> _Short exercise_: Please quote every line word for word.

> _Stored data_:
·····

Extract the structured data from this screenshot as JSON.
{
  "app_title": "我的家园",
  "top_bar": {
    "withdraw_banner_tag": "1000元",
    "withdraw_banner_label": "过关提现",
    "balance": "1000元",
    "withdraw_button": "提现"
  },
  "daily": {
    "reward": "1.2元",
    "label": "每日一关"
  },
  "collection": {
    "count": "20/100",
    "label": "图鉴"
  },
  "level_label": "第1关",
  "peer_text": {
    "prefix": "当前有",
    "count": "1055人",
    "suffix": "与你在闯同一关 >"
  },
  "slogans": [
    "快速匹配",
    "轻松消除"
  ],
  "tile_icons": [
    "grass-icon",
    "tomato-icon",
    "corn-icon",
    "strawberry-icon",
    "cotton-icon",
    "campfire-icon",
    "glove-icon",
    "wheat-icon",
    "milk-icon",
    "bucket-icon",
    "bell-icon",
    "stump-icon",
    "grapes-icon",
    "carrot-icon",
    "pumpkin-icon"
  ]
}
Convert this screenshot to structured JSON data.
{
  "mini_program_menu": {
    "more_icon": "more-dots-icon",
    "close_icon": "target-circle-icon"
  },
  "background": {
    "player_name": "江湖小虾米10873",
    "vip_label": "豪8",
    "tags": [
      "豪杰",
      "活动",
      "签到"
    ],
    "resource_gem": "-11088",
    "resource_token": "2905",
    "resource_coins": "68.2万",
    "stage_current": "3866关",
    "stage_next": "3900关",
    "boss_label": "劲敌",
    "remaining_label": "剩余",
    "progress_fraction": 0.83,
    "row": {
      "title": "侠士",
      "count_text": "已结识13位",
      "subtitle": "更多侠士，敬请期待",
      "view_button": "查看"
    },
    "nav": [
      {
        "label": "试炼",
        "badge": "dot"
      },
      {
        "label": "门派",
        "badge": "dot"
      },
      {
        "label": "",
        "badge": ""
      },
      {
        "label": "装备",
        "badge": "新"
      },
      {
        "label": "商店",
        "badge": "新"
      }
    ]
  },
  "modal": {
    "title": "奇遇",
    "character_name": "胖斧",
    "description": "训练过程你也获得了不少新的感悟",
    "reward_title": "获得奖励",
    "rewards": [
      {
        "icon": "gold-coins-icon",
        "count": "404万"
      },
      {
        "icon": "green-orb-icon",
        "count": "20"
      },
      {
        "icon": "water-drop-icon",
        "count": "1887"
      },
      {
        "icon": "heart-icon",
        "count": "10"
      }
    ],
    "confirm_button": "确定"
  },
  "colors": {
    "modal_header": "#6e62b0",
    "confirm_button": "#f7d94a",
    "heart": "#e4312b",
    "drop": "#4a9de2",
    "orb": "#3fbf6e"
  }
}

·····

> _Problem solution_:
Extract the structured data from this screenshot as JSON.
{
  "app_title": "我的家园",
  "top_bar": {
    "withdraw_banner_tag": "1000元",
    "withdraw_banner_label": "过关提现",
    "balance": "1000元",
    "withdraw_button": "提现"
  },
  "daily": {
    "reward": "1.2元",
    "label": "每日一关"
  },
  "collection": {
    "count": "20/100",
    "label": "图鉴"
  },
  "level_label": "第1关",
  "peer_text": {
    "prefix": "当前有",
    "count": "1055人",
    "suffix": "与你在闯同一关 >"
  },
  "slogans": [
    "快速匹配",
    "轻松消除"
  ],
  "tile_icons": [
    "grass-icon",
    "tomato-icon",
    "corn-icon",
    "strawberry-icon",
    "cotton-icon",
    "campfire-icon",
    "glove-icon",
    "wheat-icon",
    "milk-icon",
    "bucket-icon",
    "bell-icon",
    "stump-icon",
    "grapes-icon",
    "carrot-icon",
    "pumpkin-icon"
  ]
}
Convert this screenshot to structured JSON data.
{
  "mini_program_menu": {
    "more_icon": "more-dots-icon",
    "close_icon": "target-circle-icon"
  },
  "background": {
    "player_name": "江湖小虾米10873",
    "vip_label": "豪8",
    "tags": [
      "豪杰",
      "活动",
      "签到"
    ],
    "resource_gem": "-11088",
    "resource_token": "2905",
    "resource_coins": "68.2万",
    "stage_current": "3866关",
    "stage_next": "3900关",
    "boss_label": "劲敌",
    "remaining_label": "剩余",
    "progress_fraction": 0.83,
    "row": {
      "title": "侠士",
      "count_text": "已结识13位",
      "subtitle": "更多侠士，敬请期待",
      "view_button": "查看"
    },
    "nav": [
      {
        "label": "试炼",
        "badge": "dot"
      },
      {
        "label": "门派",
        "badge": "dot"
      },
      {
        "label": "",
        "badge": ""
      },
      {
        "label": "装备",
        "badge": "新"
      },
      {
        "label": "商店",
        "badge": "新"
      }
    ]
  },
  "modal": {
    "title": "奇遇",
    "character_name": "胖斧",
    "description": "训练过程你也获得了不少新的感悟",
    "reward_title": "获得奖励",
    "rewards": [
      {
        "icon": "gold-coins-icon",
        "count": "404万"
      },
      {
        "icon": "green-orb-icon",
        "count": "20"
      },
      {
        "icon": "water-drop-icon",
        "count": "1887"
      },
      {
        "icon": "heart-icon",
        "count": "10"
      }
    ],
    "confirm_button": "确定"
  },
  "colors": {
    "modal_header": "#6e62b0",
    "confirm_button": "#f7d94a",
    "heart": "#e4312b",
    "drop": "#4a9de2",
    "orb": "#3fbf6e"
  }
}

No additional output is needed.